> **Instructions to follow**: Every line must be returned precisely as it is written.

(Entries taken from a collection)

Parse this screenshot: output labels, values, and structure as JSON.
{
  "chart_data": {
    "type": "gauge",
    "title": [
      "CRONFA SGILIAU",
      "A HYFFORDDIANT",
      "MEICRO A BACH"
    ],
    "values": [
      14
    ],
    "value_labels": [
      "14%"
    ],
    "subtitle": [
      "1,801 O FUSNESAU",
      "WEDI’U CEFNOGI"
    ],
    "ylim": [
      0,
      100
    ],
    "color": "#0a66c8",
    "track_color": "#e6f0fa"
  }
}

> **Output of the task**:
Parse this screenshot: output labels, values, and structure as JSON.
{
  "chart_data": {
    "type": "gauge",
    "title": [
      "CRONFA SGILIAU",
      "A HYFFORDDIANT",
      "MEICRO A BACH"
    ],
    "values": [
      14
    ],
    "value_labels": [
      "14%"
    ],
    "subtitle": [
      "1,801 O FUSNESAU",
      "WEDI’U CEFNOGI"
    ],
    "ylim": [
      0,
      100
    ],
    "color": "#0a66c8",
    "track_color": "#e6f0fa"
  }
}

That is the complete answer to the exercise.